Return the data exactly, with all pictures removed.

▶ [Records provided]:
-- Begin --
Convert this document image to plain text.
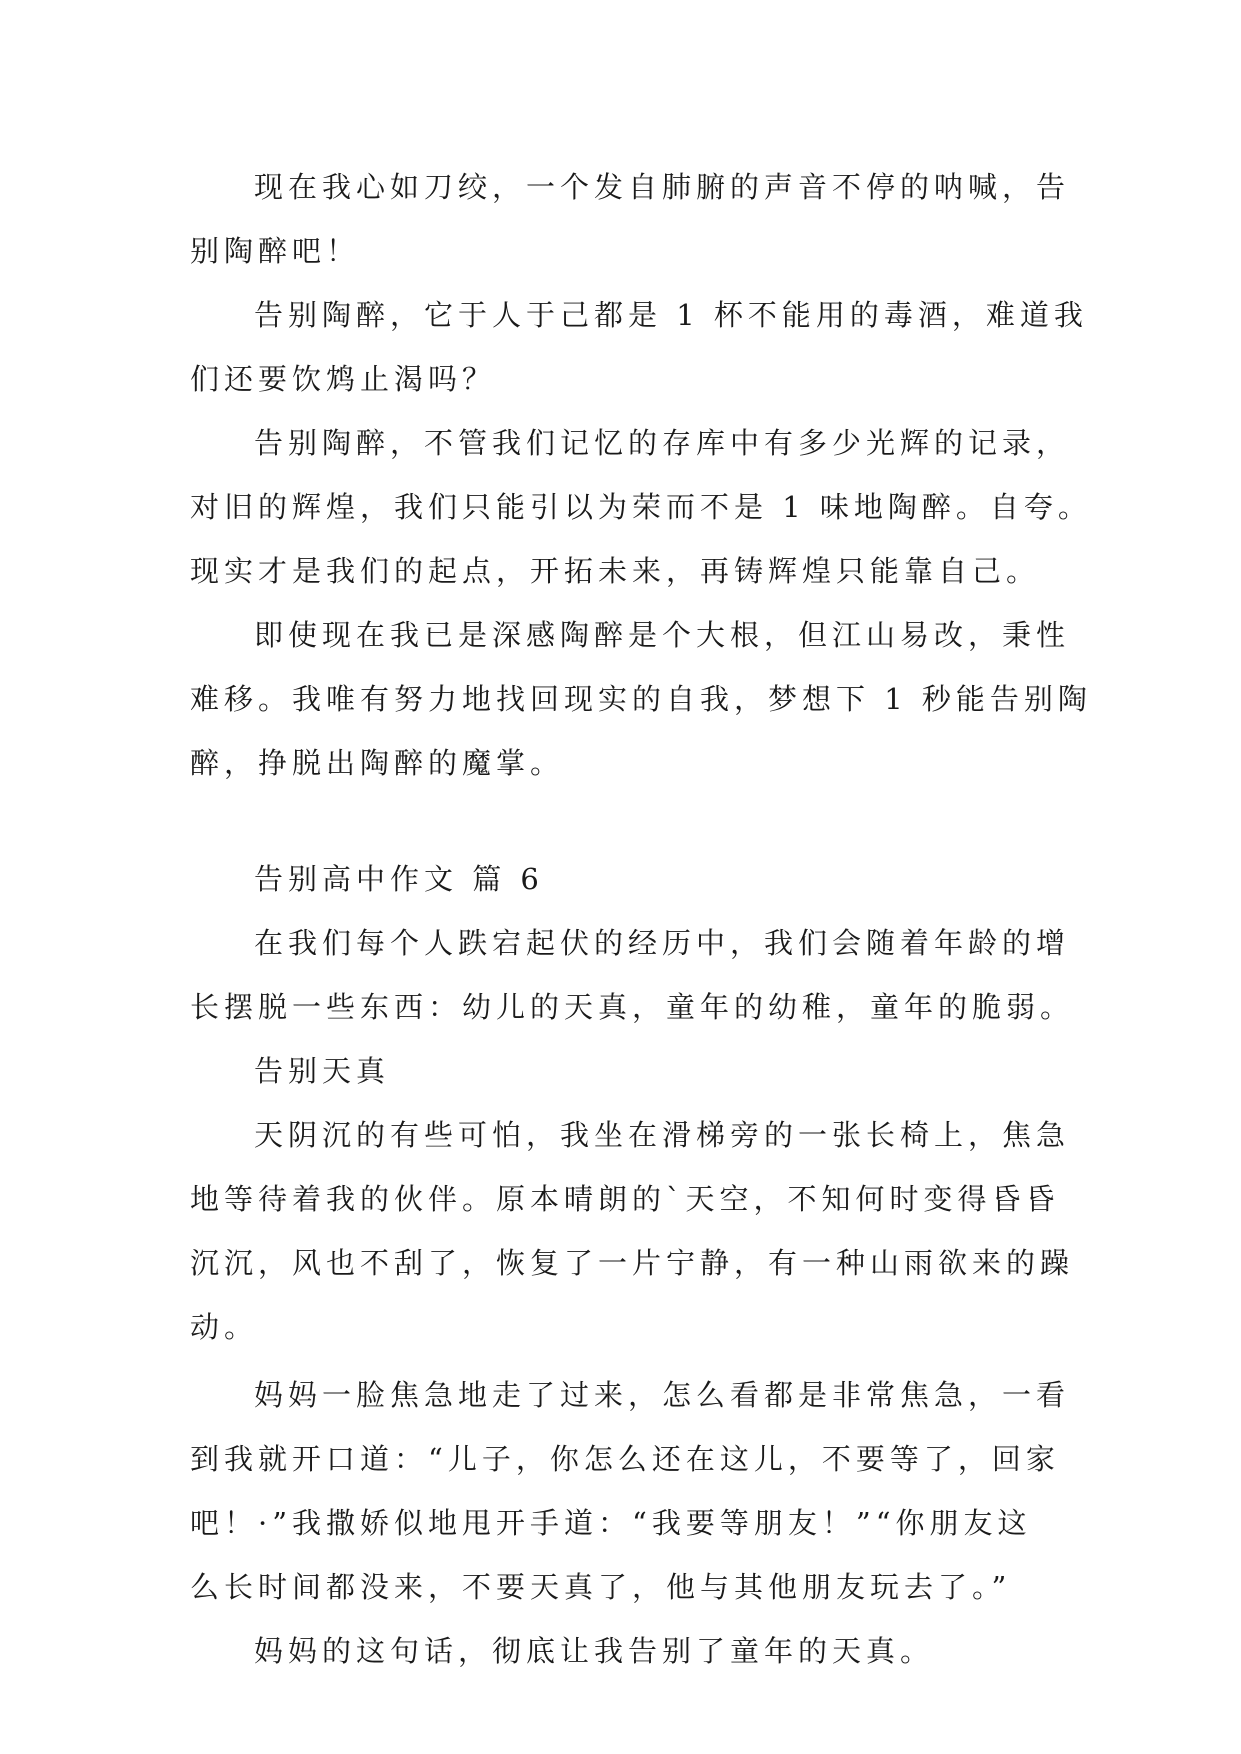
现在我心如刀绞，一个发自肺腑的声音不停的呐喊，告
别陶醉吧！
告别陶醉，它于人于己都是 1 杯不能用的毒酒，难道我
们还要饮鸩止渴吗？
告别陶醉，不管我们记忆的存库中有多少光辉的记录，
对旧的辉煌，我们只能引以为荣而不是 1 味地陶醉。自夸。
现实才是我们的起点，开拓未来，再铸辉煌只能靠自己。
即使现在我已是深感陶醉是个大根，但江山易改，秉性
难移。我唯有努力地找回现实的自我，梦想下 1 秒能告别陶
醉，挣脱出陶醉的魔掌。
告别高中作文 篇 6
在我们每个人跌宕起伏的经历中，我们会随着年龄的增
长摆脱一些东西：幼儿的天真，童年的幼稚，童年的脆弱。
告别天真
天阴沉的有些可怕，我坐在滑梯旁的一张长椅上，焦急
地等待着我的伙伴。原本晴朗的`天空，不知何时变得昏昏
沉沉，风也不刮了，恢复了一片宁静，有一种山雨欲来的躁
动。
妈妈一脸焦急地走了过来，怎么看都是非常焦急，一看
到我就开口道：“儿子，你怎么还在这儿，不要等了，回家
吧！·”我撒娇似地甩开手道：“我要等朋友！”“你朋友这
么长时间都没来，不要天真了，他与其他朋友玩去了。”
妈妈的这句话，彻底让我告别了童年的天真。
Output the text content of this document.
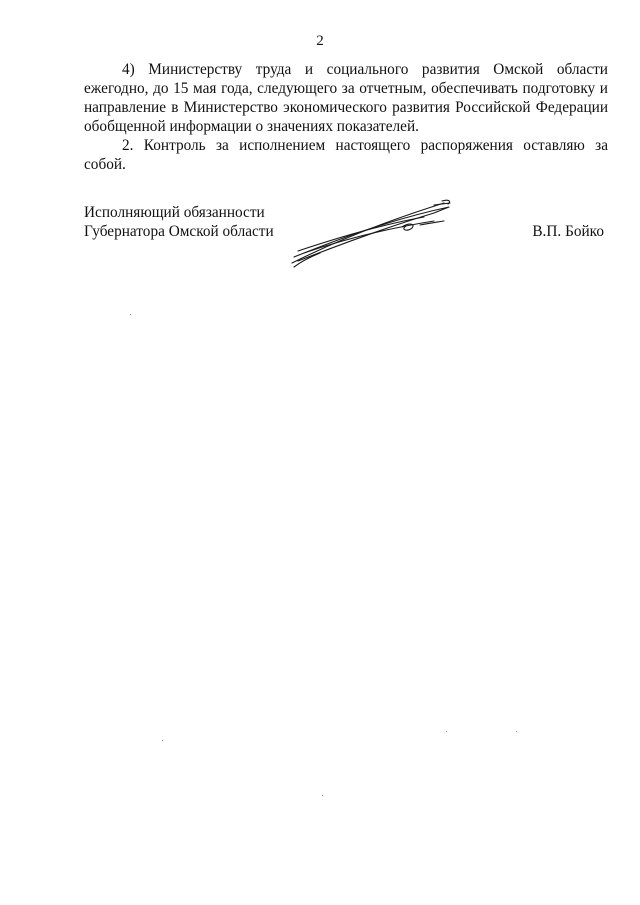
2

4) Министерству труда и социального развития Омской области ежегодно, до 15 мая года, следующего за отчетным, обеспечивать подготовку и направление в Министерство экономического развития Российской Федерации обобщенной информации о значениях показателей.

2. Контроль за исполнением настоящего распоряжения оставляю за собой.

Исполняющий обязанности
Губернатора Омской области	В.П. Бойко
-- End --
▶ [Task answer]:
Convert this document image to plain text.
现在我心如刀绞，一个发自肺腑的声音不停的呐喊，告
别陶醉吧！
告别陶醉，它于人于己都是 1 杯不能用的毒酒，难道我
们还要饮鸩止渴吗？
告别陶醉，不管我们记忆的存库中有多少光辉的记录，
对旧的辉煌，我们只能引以为荣而不是 1 味地陶醉。自夸。
现实才是我们的起点，开拓未来，再铸辉煌只能靠自己。
即使现在我已是深感陶醉是个大根，但江山易改，秉性
难移。我唯有努力地找回现实的自我，梦想下 1 秒能告别陶
醉，挣脱出陶醉的魔掌。
告别高中作文 篇 6
在我们每个人跌宕起伏的经历中，我们会随着年龄的增
长摆脱一些东西：幼儿的天真，童年的幼稚，童年的脆弱。
告别天真
天阴沉的有些可怕，我坐在滑梯旁的一张长椅上，焦急
地等待着我的伙伴。原本晴朗的`天空，不知何时变得昏昏
沉沉，风也不刮了，恢复了一片宁静，有一种山雨欲来的躁
动。
妈妈一脸焦急地走了过来，怎么看都是非常焦急，一看
到我就开口道：“儿子，你怎么还在这儿，不要等了，回家
吧！·”我撒娇似地甩开手道：“我要等朋友！”“你朋友这
么长时间都没来，不要天真了，他与其他朋友玩去了。”
妈妈的这句话，彻底让我告别了童年的天真。
Output the text content of this document.
2

4) Министерству труда и социального развития Омской области ежегодно, до 15 мая года, следующего за отчетным, обеспечивать подготовку и направление в Министерство экономического развития Российской Федерации обобщенной информации о значениях показателей.

2. Контроль за исполнением настоящего распоряжения оставляю за собой.

Исполняющий обязанности
Губернатора Омской области	В.П. Бойко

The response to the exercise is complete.